::: DATASET RECORDS :::
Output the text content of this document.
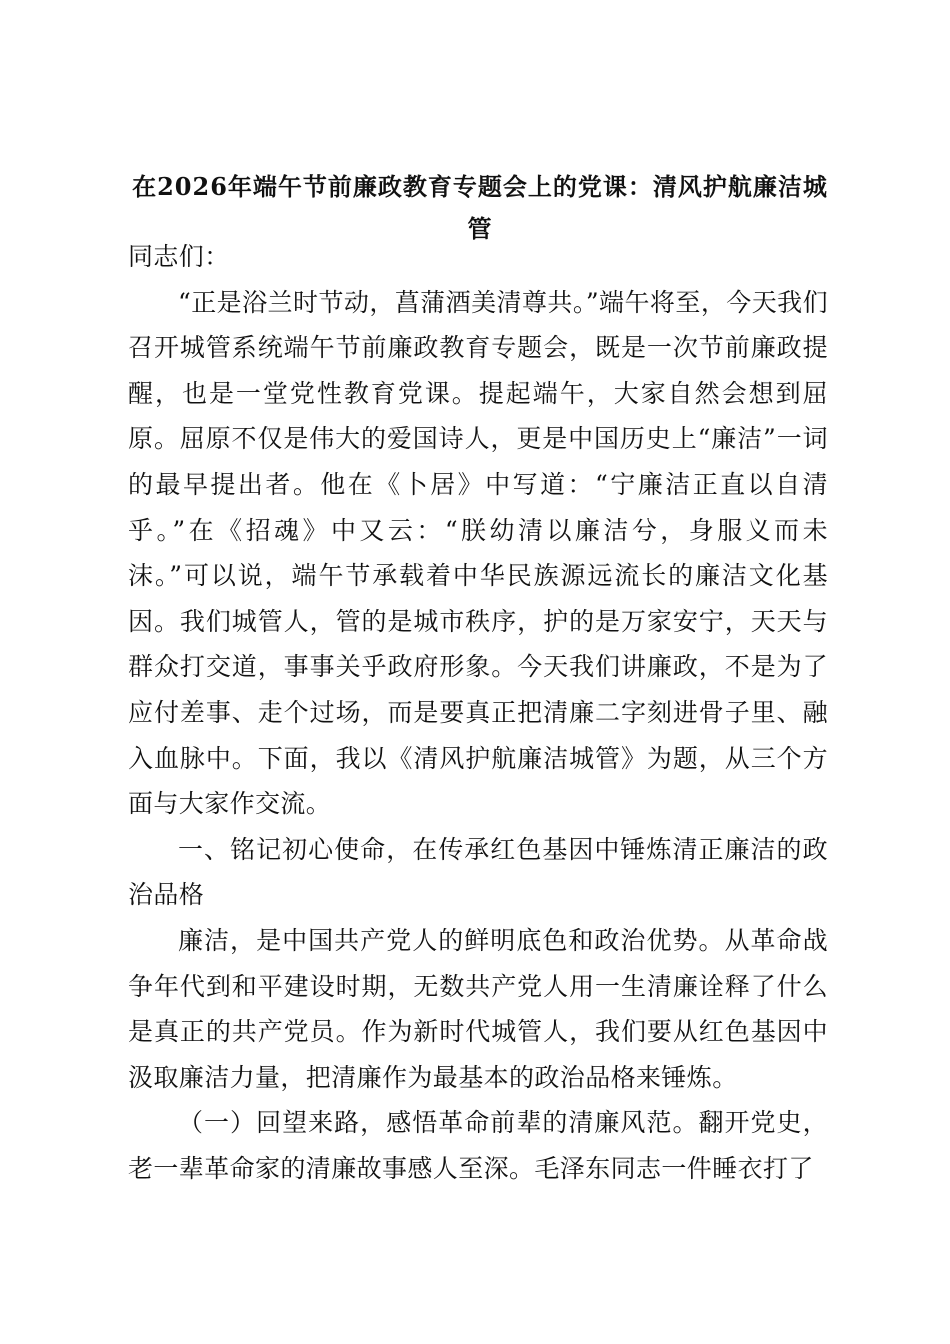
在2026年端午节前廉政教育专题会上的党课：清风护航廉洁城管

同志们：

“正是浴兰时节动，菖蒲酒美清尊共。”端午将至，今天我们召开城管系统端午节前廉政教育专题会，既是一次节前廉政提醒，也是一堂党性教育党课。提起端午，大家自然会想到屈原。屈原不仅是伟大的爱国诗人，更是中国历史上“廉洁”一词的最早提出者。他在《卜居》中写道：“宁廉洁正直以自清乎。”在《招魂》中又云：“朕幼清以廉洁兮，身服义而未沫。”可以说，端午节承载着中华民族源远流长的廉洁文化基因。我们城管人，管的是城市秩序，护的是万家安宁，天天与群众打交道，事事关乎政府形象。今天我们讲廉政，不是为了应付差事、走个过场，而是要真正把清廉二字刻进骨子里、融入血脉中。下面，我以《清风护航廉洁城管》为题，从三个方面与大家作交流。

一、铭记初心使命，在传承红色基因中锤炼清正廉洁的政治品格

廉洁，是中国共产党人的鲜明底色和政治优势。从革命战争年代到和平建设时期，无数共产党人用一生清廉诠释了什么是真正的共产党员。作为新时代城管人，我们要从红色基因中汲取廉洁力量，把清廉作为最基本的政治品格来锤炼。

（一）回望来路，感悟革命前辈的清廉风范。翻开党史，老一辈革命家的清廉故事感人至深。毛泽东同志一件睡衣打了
:::
TASK DESCRIPTION: Copy the whole listing above word for word but do not carry over the pictures.

ANSWER TO THIS PROBLEM:
Output the text content of this document.
在2026年端午节前廉政教育专题会上的党课：清风护航廉洁城管

同志们：

“正是浴兰时节动，菖蒲酒美清尊共。”端午将至，今天我们召开城管系统端午节前廉政教育专题会，既是一次节前廉政提醒，也是一堂党性教育党课。提起端午，大家自然会想到屈原。屈原不仅是伟大的爱国诗人，更是中国历史上“廉洁”一词的最早提出者。他在《卜居》中写道：“宁廉洁正直以自清乎。”在《招魂》中又云：“朕幼清以廉洁兮，身服义而未沫。”可以说，端午节承载着中华民族源远流长的廉洁文化基因。我们城管人，管的是城市秩序，护的是万家安宁，天天与群众打交道，事事关乎政府形象。今天我们讲廉政，不是为了应付差事、走个过场，而是要真正把清廉二字刻进骨子里、融入血脉中。下面，我以《清风护航廉洁城管》为题，从三个方面与大家作交流。

一、铭记初心使命，在传承红色基因中锤炼清正廉洁的政治品格

廉洁，是中国共产党人的鲜明底色和政治优势。从革命战争年代到和平建设时期，无数共产党人用一生清廉诠释了什么是真正的共产党员。作为新时代城管人，我们要从红色基因中汲取廉洁力量，把清廉作为最基本的政治品格来锤炼。

（一）回望来路，感悟革命前辈的清廉风范。翻开党史，老一辈革命家的清廉故事感人至深。毛泽东同志一件睡衣打了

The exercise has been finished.